- **Provided records**:
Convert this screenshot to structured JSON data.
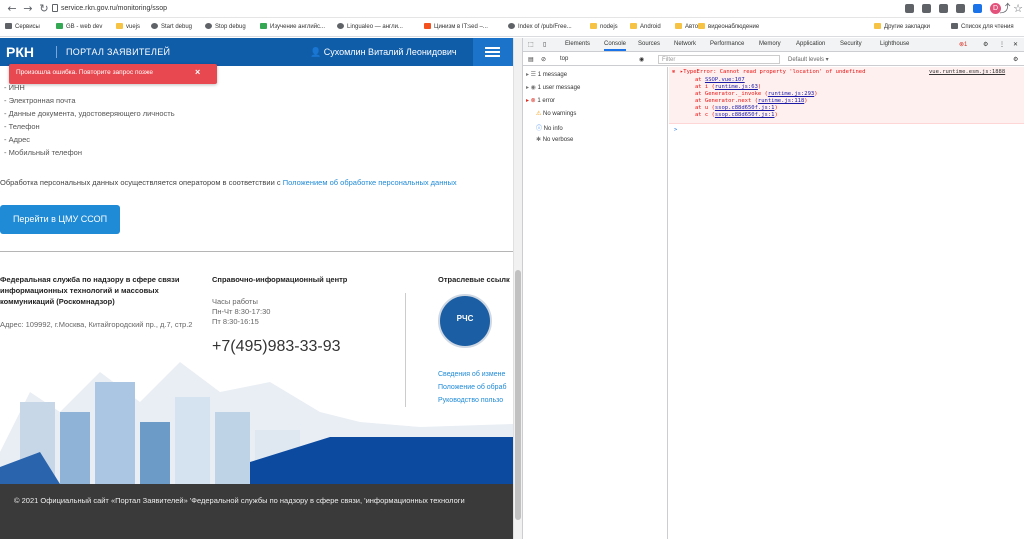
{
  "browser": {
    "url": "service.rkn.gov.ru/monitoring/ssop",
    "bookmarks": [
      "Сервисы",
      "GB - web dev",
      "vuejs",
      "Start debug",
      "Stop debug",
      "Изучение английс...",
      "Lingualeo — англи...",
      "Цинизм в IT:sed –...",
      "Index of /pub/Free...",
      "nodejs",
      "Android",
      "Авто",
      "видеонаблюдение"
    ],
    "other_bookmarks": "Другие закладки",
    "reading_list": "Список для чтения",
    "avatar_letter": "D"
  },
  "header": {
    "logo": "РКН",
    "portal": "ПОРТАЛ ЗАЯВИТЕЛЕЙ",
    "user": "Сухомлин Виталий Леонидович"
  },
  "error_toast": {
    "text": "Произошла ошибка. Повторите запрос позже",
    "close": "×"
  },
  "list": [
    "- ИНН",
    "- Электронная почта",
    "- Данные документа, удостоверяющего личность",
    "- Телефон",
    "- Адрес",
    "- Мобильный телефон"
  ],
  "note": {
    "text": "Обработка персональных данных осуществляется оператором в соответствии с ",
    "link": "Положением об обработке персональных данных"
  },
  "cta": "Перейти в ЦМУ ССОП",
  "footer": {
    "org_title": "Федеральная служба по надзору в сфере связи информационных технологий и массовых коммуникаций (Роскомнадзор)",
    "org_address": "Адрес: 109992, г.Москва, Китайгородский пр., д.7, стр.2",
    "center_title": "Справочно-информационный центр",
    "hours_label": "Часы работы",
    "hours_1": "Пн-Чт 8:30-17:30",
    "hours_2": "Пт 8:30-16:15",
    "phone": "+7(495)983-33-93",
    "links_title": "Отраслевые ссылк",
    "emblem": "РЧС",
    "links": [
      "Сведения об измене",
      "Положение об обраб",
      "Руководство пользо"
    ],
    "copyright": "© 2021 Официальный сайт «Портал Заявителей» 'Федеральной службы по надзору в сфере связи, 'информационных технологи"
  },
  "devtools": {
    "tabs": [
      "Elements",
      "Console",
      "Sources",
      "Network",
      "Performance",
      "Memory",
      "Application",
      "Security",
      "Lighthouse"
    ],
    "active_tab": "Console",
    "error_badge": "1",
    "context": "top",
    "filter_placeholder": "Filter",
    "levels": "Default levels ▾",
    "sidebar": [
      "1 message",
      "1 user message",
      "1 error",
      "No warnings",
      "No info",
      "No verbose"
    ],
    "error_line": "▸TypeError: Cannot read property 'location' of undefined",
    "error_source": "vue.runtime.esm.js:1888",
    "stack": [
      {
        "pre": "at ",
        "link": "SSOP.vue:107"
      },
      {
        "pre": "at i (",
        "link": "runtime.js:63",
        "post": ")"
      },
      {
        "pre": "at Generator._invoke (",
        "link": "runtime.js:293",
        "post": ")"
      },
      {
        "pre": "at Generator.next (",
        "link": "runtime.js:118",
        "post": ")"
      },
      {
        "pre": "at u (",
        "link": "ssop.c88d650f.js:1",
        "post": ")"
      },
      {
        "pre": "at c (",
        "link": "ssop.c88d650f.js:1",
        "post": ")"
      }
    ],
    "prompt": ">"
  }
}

--

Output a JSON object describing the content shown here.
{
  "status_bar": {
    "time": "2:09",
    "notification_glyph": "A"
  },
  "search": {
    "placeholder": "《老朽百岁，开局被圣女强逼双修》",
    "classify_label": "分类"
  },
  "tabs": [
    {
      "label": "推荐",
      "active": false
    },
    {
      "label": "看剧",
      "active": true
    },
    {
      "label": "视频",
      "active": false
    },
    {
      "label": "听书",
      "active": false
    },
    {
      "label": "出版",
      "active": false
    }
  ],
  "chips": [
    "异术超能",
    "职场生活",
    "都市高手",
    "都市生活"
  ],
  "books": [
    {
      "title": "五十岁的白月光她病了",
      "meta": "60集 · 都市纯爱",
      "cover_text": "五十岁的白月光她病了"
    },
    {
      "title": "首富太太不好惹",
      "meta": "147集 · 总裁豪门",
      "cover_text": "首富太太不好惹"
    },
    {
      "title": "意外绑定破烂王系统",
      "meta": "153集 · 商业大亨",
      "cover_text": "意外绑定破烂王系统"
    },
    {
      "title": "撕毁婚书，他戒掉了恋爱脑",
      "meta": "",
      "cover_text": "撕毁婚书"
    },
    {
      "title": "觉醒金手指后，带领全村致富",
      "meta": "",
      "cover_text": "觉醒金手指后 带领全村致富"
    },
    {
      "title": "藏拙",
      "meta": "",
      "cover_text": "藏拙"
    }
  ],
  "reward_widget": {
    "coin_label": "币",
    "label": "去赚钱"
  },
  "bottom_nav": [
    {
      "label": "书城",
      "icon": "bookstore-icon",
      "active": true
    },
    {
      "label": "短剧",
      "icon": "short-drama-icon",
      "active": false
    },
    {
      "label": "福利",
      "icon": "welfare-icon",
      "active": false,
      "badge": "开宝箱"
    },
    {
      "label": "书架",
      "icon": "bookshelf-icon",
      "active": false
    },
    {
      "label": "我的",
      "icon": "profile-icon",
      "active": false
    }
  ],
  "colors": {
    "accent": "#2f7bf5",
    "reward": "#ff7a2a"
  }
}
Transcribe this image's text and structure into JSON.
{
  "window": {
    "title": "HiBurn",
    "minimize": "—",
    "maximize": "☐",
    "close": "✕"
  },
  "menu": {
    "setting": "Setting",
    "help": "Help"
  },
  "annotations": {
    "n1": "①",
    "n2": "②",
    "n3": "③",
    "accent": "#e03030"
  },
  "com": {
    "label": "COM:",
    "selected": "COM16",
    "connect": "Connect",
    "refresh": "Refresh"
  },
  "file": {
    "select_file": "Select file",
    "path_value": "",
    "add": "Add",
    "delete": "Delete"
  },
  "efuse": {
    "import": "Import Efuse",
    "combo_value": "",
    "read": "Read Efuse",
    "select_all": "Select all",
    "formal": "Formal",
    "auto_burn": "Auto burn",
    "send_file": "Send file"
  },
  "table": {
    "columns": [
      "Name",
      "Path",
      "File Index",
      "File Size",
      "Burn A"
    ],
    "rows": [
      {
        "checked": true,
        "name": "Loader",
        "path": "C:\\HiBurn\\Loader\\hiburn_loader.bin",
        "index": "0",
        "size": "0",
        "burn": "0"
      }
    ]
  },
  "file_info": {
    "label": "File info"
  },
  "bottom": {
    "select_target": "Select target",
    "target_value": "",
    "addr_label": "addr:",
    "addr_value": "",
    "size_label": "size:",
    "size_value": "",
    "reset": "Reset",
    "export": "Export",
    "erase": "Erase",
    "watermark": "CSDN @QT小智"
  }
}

- **Short exercise**: Looking at the listing above, count the lines that contain "意外绑定破烂王系统" and give nothing but the number.

- **Solution to the exercise**: 2